**EXERCISE OBJECTIVE**
Repeat the material below word for word and leave out all pictures.

**DATA SHOWN**
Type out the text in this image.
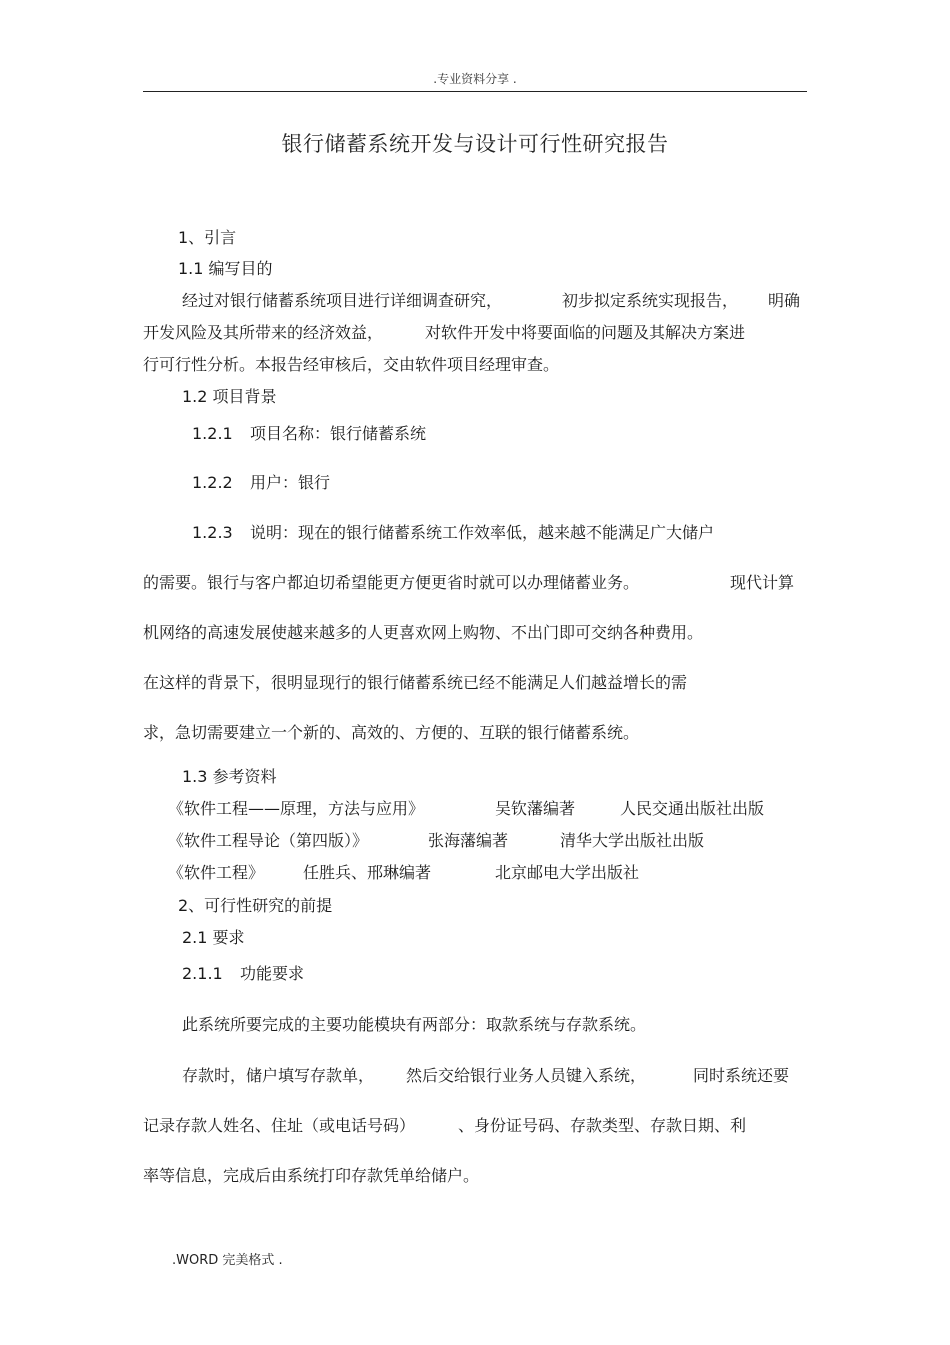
.专业资料分享 .
银行储蓄系统开发与设计可行性研究报告
1、引言
1.1 编写目的
经过对银行储蓄系统项目进行详细调查研究，	初步拟定系统实现报告， 明确
开发风险及其所带来的经济效益，	对软件开发中将要面临的问题及其解决方案进
行可行性分析。本报告经审核后，交由软件项目经理审查。
1.2 项目背景
1.2.1 项目名称：银行储蓄系统
1.2.2 用户：银行
1.2.3 说明：现在的银行储蓄系统工作效率低，越来越不能满足广大储户
的需要。银行与客户都迫切希望能更方便更省时就可以办理储蓄业务。	现代计算
机网络的高速发展使越来越多的人更喜欢网上购物、不出门即可交纳各种费用。
在这样的背景下，很明显现行的银行储蓄系统已经不能满足人们越益增长的需
求，急切需要建立一个新的、高效的、方便的、互联的银行储蓄系统。
1.3 参考资料
《软件工程——原理，方法与应用》	吴钦藩编著	人民交通出版社出版
《软件工程导论（第四版）》	张海藩编著	清华大学出版社出版
《软件工程》 任胜兵、邢琳编著	北京邮电大学出版社
2、可行性研究的前提
2.1 要求
2.1.1 功能要求
此系统所要完成的主要功能模块有两部分：取款系统与存款系统。
存款时，储户填写存款单， 然后交给银行业务人员键入系统，	同时系统还要
记录存款人姓名、住址（或电话号码）	、身份证号码、存款类型、存款日期、利
率等信息，完成后由系统打印存款凭单给储户。
.WORD 完美格式 .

**FINISHED EXERCISE**
Type out the text in this image.
.专业资料分享 .
银行储蓄系统开发与设计可行性研究报告
1、引言
1.1 编写目的
经过对银行储蓄系统项目进行详细调查研究，	初步拟定系统实现报告， 明确
开发风险及其所带来的经济效益，	对软件开发中将要面临的问题及其解决方案进
行可行性分析。本报告经审核后，交由软件项目经理审查。
1.2 项目背景
1.2.1 项目名称：银行储蓄系统
1.2.2 用户：银行
1.2.3 说明：现在的银行储蓄系统工作效率低，越来越不能满足广大储户
的需要。银行与客户都迫切希望能更方便更省时就可以办理储蓄业务。	现代计算
机网络的高速发展使越来越多的人更喜欢网上购物、不出门即可交纳各种费用。
在这样的背景下，很明显现行的银行储蓄系统已经不能满足人们越益增长的需
求，急切需要建立一个新的、高效的、方便的、互联的银行储蓄系统。
1.3 参考资料
《软件工程——原理，方法与应用》	吴钦藩编著	人民交通出版社出版
《软件工程导论（第四版）》	张海藩编著	清华大学出版社出版
《软件工程》 任胜兵、邢琳编著	北京邮电大学出版社
2、可行性研究的前提
2.1 要求
2.1.1 功能要求
此系统所要完成的主要功能模块有两部分：取款系统与存款系统。
存款时，储户填写存款单， 然后交给银行业务人员键入系统，	同时系统还要
记录存款人姓名、住址（或电话号码）	、身份证号码、存款类型、存款日期、利
率等信息，完成后由系统打印存款凭单给储户。
.WORD 完美格式 .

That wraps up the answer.